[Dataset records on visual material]
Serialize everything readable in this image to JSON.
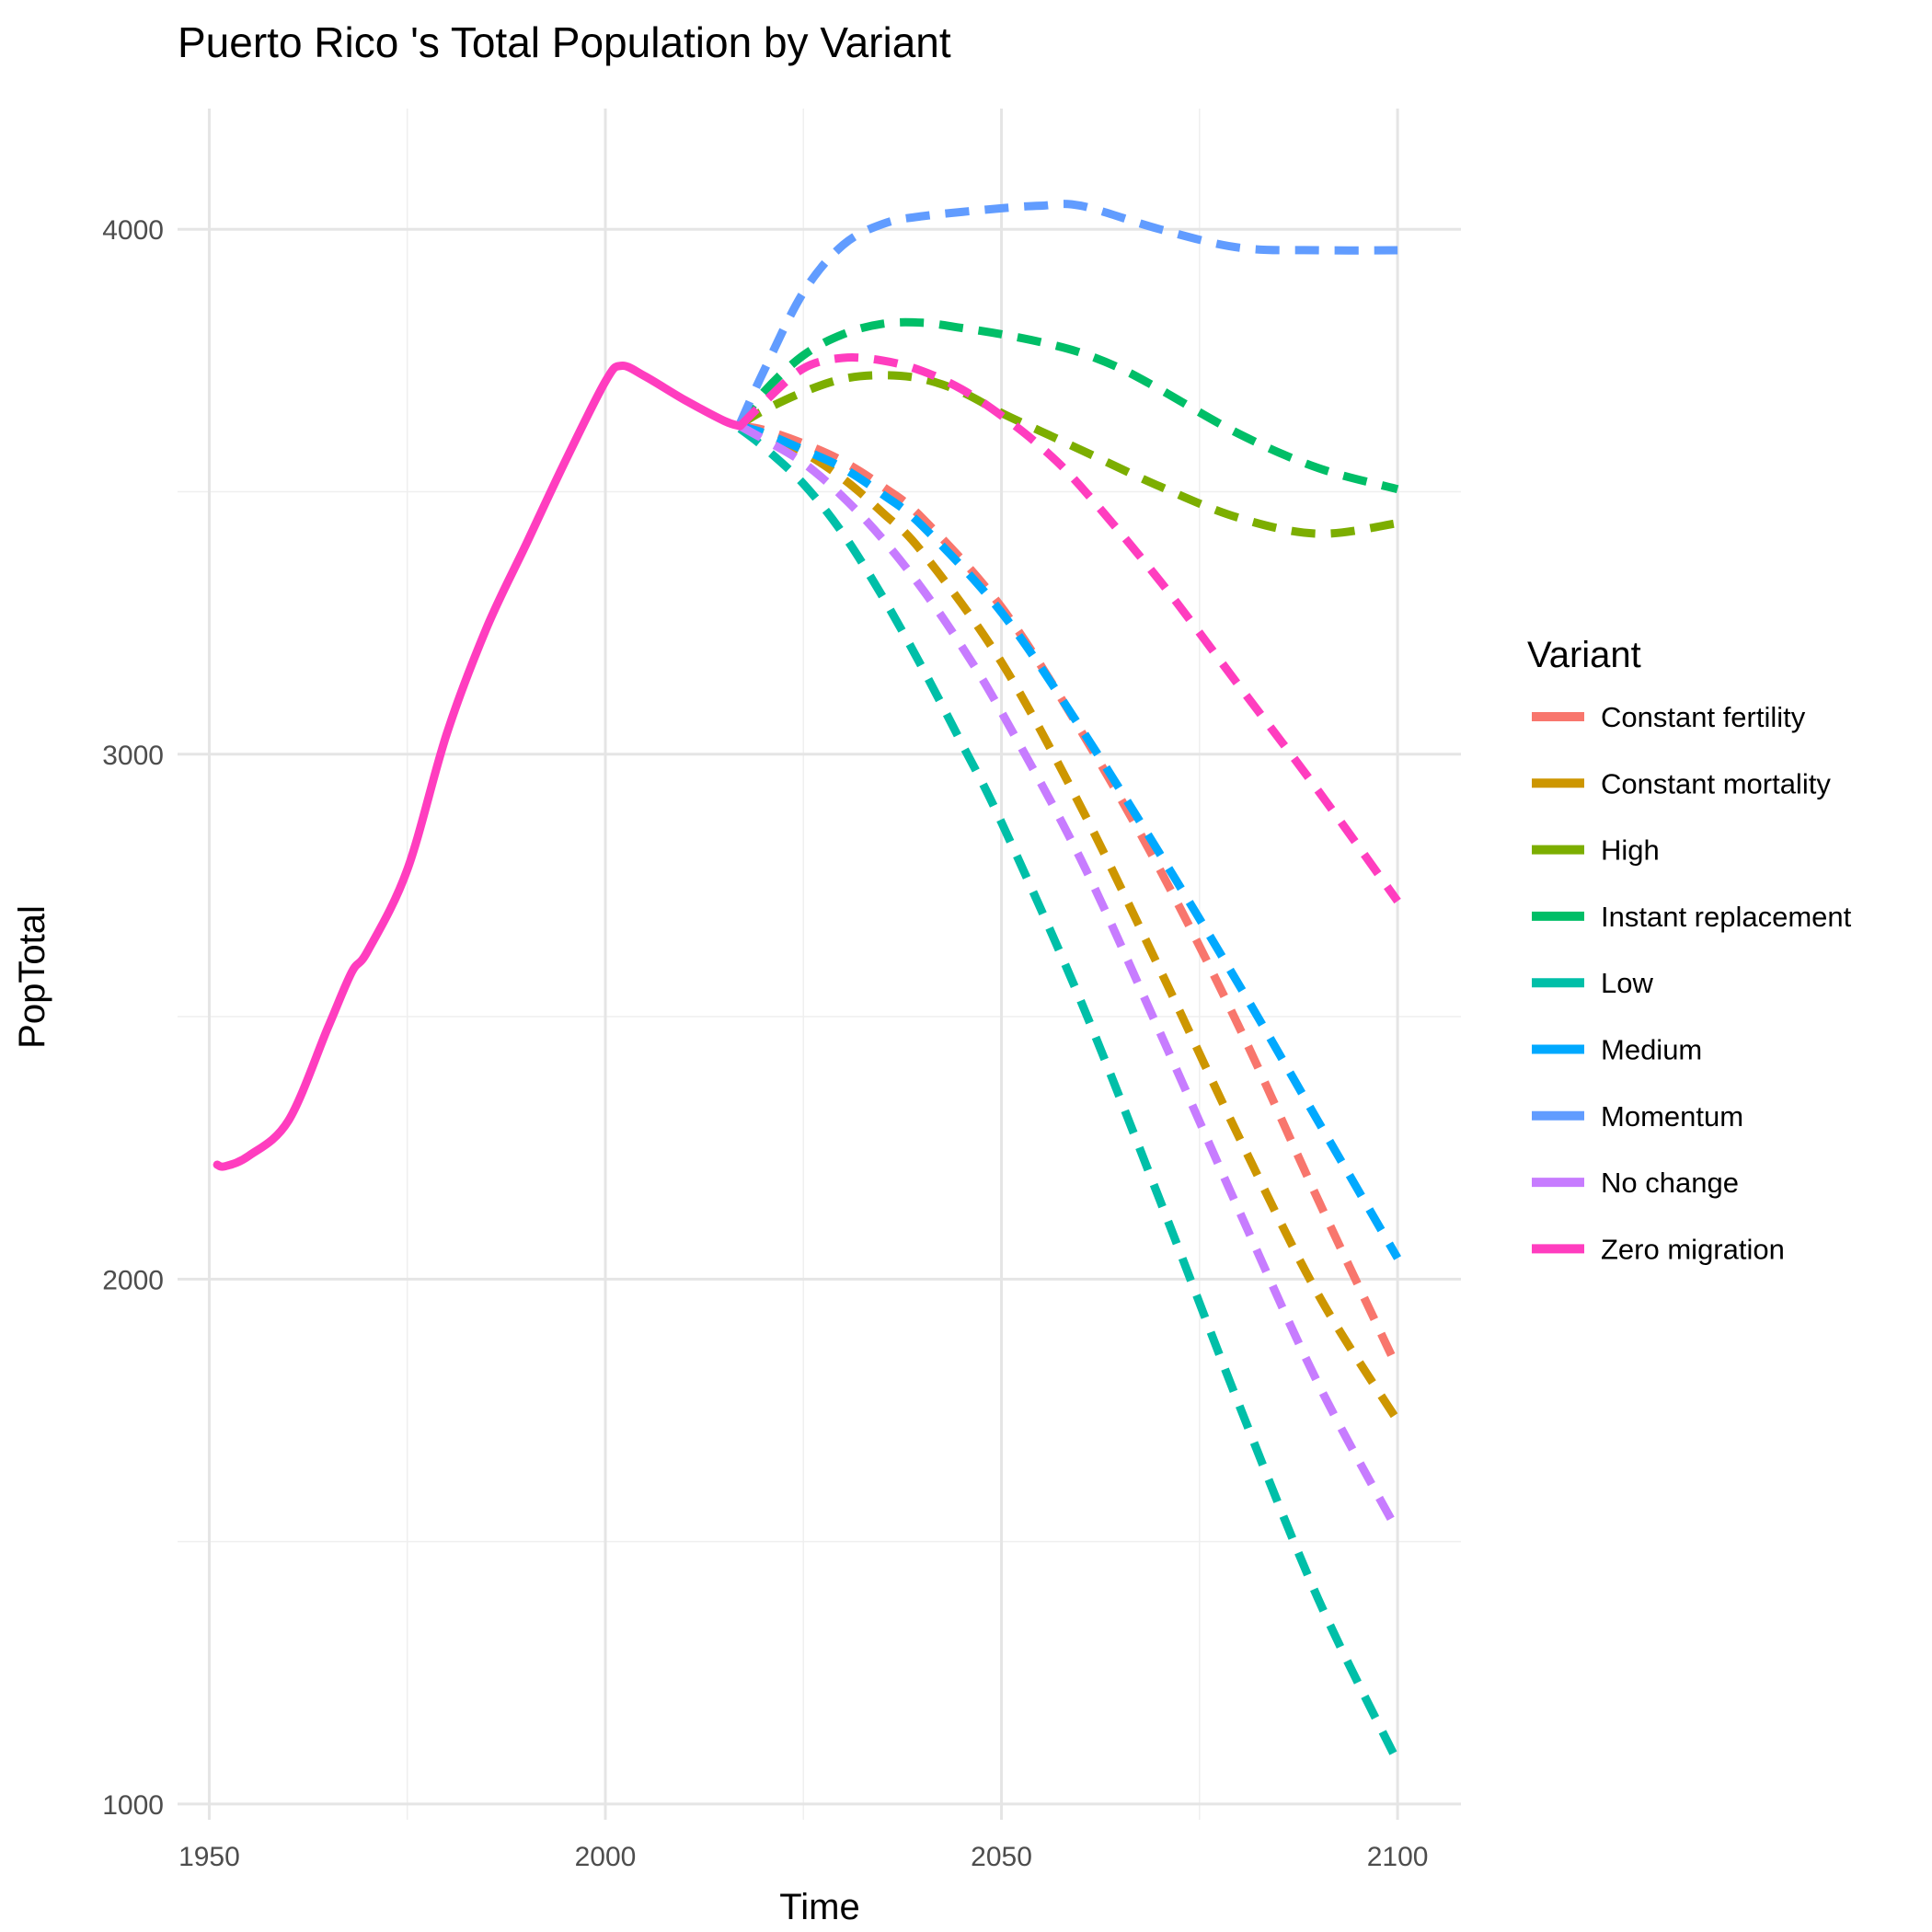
{
  "chart_data": {
    "type": "line",
    "title": "Puerto Rico 's Total Population by Variant",
    "xlabel": "Time",
    "ylabel": "PopTotal",
    "xlim": [
      1946,
      2108
    ],
    "ylim": [
      970,
      4230
    ],
    "x_ticks": [
      1950,
      2000,
      2050,
      2100
    ],
    "y_ticks": [
      1000,
      2000,
      3000,
      4000
    ],
    "grid": true,
    "legend": {
      "title": "Variant",
      "placement": "right",
      "entries": [
        "Constant fertility",
        "Constant mortality",
        "High",
        "Instant replacement",
        "Low",
        "Medium",
        "Momentum",
        "No change",
        "Zero migration"
      ]
    },
    "history": {
      "name": "Zero migration",
      "color": "#FF3DBF",
      "x": [
        1951,
        1952,
        1955,
        1960,
        1965,
        1968,
        1970,
        1975,
        1980,
        1985,
        1990,
        1995,
        2000,
        2002,
        2005,
        2010,
        2015,
        2017
      ],
      "y": [
        2218,
        2215,
        2235,
        2302,
        2480,
        2585,
        2625,
        2780,
        3040,
        3240,
        3400,
        3560,
        3710,
        3740,
        3720,
        3675,
        3635,
        3625
      ]
    },
    "series": [
      {
        "name": "Constant fertility",
        "color": "#F8766D",
        "x": [
          2017,
          2020,
          2025,
          2030,
          2035,
          2040,
          2050,
          2060,
          2070,
          2080,
          2090,
          2100
        ],
        "y": [
          3625,
          3618,
          3592,
          3558,
          3510,
          3450,
          3280,
          3045,
          2780,
          2480,
          2150,
          1830
        ]
      },
      {
        "name": "Constant mortality",
        "color": "#CD9600",
        "x": [
          2017,
          2020,
          2025,
          2030,
          2035,
          2040,
          2050,
          2060,
          2070,
          2080,
          2090,
          2100
        ],
        "y": [
          3625,
          3610,
          3575,
          3525,
          3460,
          3385,
          3175,
          2900,
          2590,
          2270,
          1970,
          1730
        ]
      },
      {
        "name": "High",
        "color": "#7CAE00",
        "x": [
          2017,
          2020,
          2025,
          2030,
          2035,
          2040,
          2045,
          2050,
          2055,
          2060,
          2070,
          2080,
          2090,
          2100
        ],
        "y": [
          3628,
          3655,
          3690,
          3715,
          3722,
          3715,
          3690,
          3650,
          3615,
          3580,
          3510,
          3450,
          3420,
          3440
        ]
      },
      {
        "name": "Instant replacement",
        "color": "#00BE67",
        "x": [
          2017,
          2020,
          2025,
          2030,
          2035,
          2040,
          2045,
          2050,
          2055,
          2060,
          2065,
          2070,
          2080,
          2090,
          2100
        ],
        "y": [
          3628,
          3690,
          3760,
          3800,
          3820,
          3822,
          3812,
          3800,
          3785,
          3765,
          3735,
          3695,
          3610,
          3545,
          3505
        ]
      },
      {
        "name": "Low",
        "color": "#00BFA8",
        "x": [
          2017,
          2020,
          2025,
          2030,
          2035,
          2040,
          2045,
          2050,
          2060,
          2070,
          2080,
          2090,
          2100
        ],
        "y": [
          3620,
          3585,
          3515,
          3420,
          3300,
          3165,
          3020,
          2870,
          2530,
          2150,
          1760,
          1390,
          1080
        ]
      },
      {
        "name": "Medium",
        "color": "#00A9FF",
        "x": [
          2017,
          2020,
          2025,
          2030,
          2035,
          2040,
          2050,
          2060,
          2070,
          2080,
          2090,
          2100
        ],
        "y": [
          3625,
          3612,
          3580,
          3545,
          3495,
          3435,
          3270,
          3050,
          2810,
          2560,
          2300,
          2040
        ]
      },
      {
        "name": "Momentum",
        "color": "#619CFF",
        "x": [
          2017,
          2020,
          2025,
          2030,
          2035,
          2040,
          2050,
          2055,
          2060,
          2070,
          2080,
          2090,
          2100
        ],
        "y": [
          3630,
          3730,
          3880,
          3970,
          4010,
          4025,
          4040,
          4045,
          4045,
          4000,
          3965,
          3960,
          3960
        ]
      },
      {
        "name": "No change",
        "color": "#C77CFF",
        "x": [
          2017,
          2020,
          2025,
          2030,
          2035,
          2040,
          2045,
          2050,
          2060,
          2070,
          2080,
          2090,
          2100
        ],
        "y": [
          3625,
          3600,
          3555,
          3490,
          3410,
          3315,
          3205,
          3080,
          2800,
          2470,
          2130,
          1800,
          1520
        ]
      },
      {
        "name": "Zero migration",
        "color": "#FF3DBF",
        "x": [
          2017,
          2020,
          2025,
          2030,
          2035,
          2040,
          2045,
          2050,
          2055,
          2060,
          2070,
          2080,
          2090,
          2100
        ],
        "y": [
          3625,
          3670,
          3735,
          3755,
          3750,
          3730,
          3695,
          3645,
          3585,
          3510,
          3330,
          3130,
          2930,
          2720
        ]
      }
    ]
  }
}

— SHORT PROBLEM —
From the entries above, select each line containing the string "mortality".

— OUTPUT OF THE EXERCISE —
        "Constant mortality",
        "name": "Constant mortality",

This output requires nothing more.